_WHAT THIS TASK INVOLVES_
Every entry below must appear again, exactly as written.

Collected data
----
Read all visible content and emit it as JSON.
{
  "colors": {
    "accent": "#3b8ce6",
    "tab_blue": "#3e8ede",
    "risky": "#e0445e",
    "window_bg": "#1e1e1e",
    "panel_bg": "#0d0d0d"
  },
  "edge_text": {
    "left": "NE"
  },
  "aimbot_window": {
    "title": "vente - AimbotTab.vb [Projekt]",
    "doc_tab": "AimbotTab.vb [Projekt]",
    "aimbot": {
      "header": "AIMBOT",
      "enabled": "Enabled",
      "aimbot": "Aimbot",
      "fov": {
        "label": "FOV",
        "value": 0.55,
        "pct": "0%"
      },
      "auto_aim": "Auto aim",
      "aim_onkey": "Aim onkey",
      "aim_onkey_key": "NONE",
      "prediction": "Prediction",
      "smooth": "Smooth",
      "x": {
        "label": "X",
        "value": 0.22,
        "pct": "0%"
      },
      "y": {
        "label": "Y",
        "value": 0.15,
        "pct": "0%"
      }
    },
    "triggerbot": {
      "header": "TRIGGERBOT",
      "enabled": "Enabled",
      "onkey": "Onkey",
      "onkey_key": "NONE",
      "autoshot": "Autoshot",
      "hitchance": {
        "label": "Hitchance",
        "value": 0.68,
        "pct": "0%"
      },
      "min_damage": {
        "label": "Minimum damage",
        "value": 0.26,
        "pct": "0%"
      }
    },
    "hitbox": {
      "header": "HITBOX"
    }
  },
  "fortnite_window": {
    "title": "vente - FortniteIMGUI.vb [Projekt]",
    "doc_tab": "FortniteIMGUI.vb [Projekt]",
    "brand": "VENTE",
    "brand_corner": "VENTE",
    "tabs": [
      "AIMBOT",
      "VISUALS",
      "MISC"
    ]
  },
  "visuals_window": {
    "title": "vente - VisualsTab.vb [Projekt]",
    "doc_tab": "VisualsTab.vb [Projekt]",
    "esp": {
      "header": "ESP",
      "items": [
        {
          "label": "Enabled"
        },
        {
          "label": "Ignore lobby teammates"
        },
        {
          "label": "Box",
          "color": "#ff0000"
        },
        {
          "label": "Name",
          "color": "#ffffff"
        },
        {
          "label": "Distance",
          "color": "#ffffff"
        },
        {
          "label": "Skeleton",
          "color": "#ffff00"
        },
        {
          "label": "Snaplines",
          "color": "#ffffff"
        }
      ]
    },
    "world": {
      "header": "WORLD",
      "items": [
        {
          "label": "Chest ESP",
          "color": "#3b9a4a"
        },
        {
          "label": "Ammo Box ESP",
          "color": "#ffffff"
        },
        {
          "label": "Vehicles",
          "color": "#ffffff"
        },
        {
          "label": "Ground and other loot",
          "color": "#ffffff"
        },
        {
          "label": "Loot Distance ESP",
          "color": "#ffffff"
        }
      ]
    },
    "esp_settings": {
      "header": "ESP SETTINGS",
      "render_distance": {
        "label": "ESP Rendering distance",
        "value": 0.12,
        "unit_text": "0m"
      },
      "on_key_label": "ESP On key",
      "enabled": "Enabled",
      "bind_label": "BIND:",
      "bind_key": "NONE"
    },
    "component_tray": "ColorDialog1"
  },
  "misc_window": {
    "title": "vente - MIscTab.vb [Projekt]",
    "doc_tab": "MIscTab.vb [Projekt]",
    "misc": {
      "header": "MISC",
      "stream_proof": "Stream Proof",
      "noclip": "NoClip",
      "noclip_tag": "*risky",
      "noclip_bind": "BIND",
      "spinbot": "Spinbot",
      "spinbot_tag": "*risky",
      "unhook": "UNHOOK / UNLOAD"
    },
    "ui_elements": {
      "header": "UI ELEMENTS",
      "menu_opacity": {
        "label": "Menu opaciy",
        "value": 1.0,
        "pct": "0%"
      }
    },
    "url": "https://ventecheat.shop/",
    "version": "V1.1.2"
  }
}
----
_EXERCISE RESPONSE_
Read all visible content and emit it as JSON.
{
  "colors": {
    "accent": "#3b8ce6",
    "tab_blue": "#3e8ede",
    "risky": "#e0445e",
    "window_bg": "#1e1e1e",
    "panel_bg": "#0d0d0d"
  },
  "edge_text": {
    "left": "NE"
  },
  "aimbot_window": {
    "title": "vente - AimbotTab.vb [Projekt]",
    "doc_tab": "AimbotTab.vb [Projekt]",
    "aimbot": {
      "header": "AIMBOT",
      "enabled": "Enabled",
      "aimbot": "Aimbot",
      "fov": {
        "label": "FOV",
        "value": 0.55,
        "pct": "0%"
      },
      "auto_aim": "Auto aim",
      "aim_onkey": "Aim onkey",
      "aim_onkey_key": "NONE",
      "prediction": "Prediction",
      "smooth": "Smooth",
      "x": {
        "label": "X",
        "value": 0.22,
        "pct": "0%"
      },
      "y": {
        "label": "Y",
        "value": 0.15,
        "pct": "0%"
      }
    },
    "triggerbot": {
      "header": "TRIGGERBOT",
      "enabled": "Enabled",
      "onkey": "Onkey",
      "onkey_key": "NONE",
      "autoshot": "Autoshot",
      "hitchance": {
        "label": "Hitchance",
        "value": 0.68,
        "pct": "0%"
      },
      "min_damage": {
        "label": "Minimum damage",
        "value": 0.26,
        "pct": "0%"
      }
    },
    "hitbox": {
      "header": "HITBOX"
    }
  },
  "fortnite_window": {
    "title": "vente - FortniteIMGUI.vb [Projekt]",
    "doc_tab": "FortniteIMGUI.vb [Projekt]",
    "brand": "VENTE",
    "brand_corner": "VENTE",
    "tabs": [
      "AIMBOT",
      "VISUALS",
      "MISC"
    ]
  },
  "visuals_window": {
    "title": "vente - VisualsTab.vb [Projekt]",
    "doc_tab": "VisualsTab.vb [Projekt]",
    "esp": {
      "header": "ESP",
      "items": [
        {
          "label": "Enabled"
        },
        {
          "label": "Ignore lobby teammates"
        },
        {
          "label": "Box",
          "color": "#ff0000"
        },
        {
          "label": "Name",
          "color": "#ffffff"
        },
        {
          "label": "Distance",
          "color": "#ffffff"
        },
        {
          "label": "Skeleton",
          "color": "#ffff00"
        },
        {
          "label": "Snaplines",
          "color": "#ffffff"
        }
      ]
    },
    "world": {
      "header": "WORLD",
      "items": [
        {
          "label": "Chest ESP",
          "color": "#3b9a4a"
        },
        {
          "label": "Ammo Box ESP",
          "color": "#ffffff"
        },
        {
          "label": "Vehicles",
          "color": "#ffffff"
        },
        {
          "label": "Ground and other loot",
          "color": "#ffffff"
        },
        {
          "label": "Loot Distance ESP",
          "color": "#ffffff"
        }
      ]
    },
    "esp_settings": {
      "header": "ESP SETTINGS",
      "render_distance": {
        "label": "ESP Rendering distance",
        "value": 0.12,
        "unit_text": "0m"
      },
      "on_key_label": "ESP On key",
      "enabled": "Enabled",
      "bind_label": "BIND:",
      "bind_key": "NONE"
    },
    "component_tray": "ColorDialog1"
  },
  "misc_window": {
    "title": "vente - MIscTab.vb [Projekt]",
    "doc_tab": "MIscTab.vb [Projekt]",
    "misc": {
      "header": "MISC",
      "stream_proof": "Stream Proof",
      "noclip": "NoClip",
      "noclip_tag": "*risky",
      "noclip_bind": "BIND",
      "spinbot": "Spinbot",
      "spinbot_tag": "*risky",
      "unhook": "UNHOOK / UNLOAD"
    },
    "ui_elements": {
      "header": "UI ELEMENTS",
      "menu_opacity": {
        "label": "Menu opaciy",
        "value": 1.0,
        "pct": "0%"
      }
    },
    "url": "https://ventecheat.shop/",
    "version": "V1.1.2"
  }
}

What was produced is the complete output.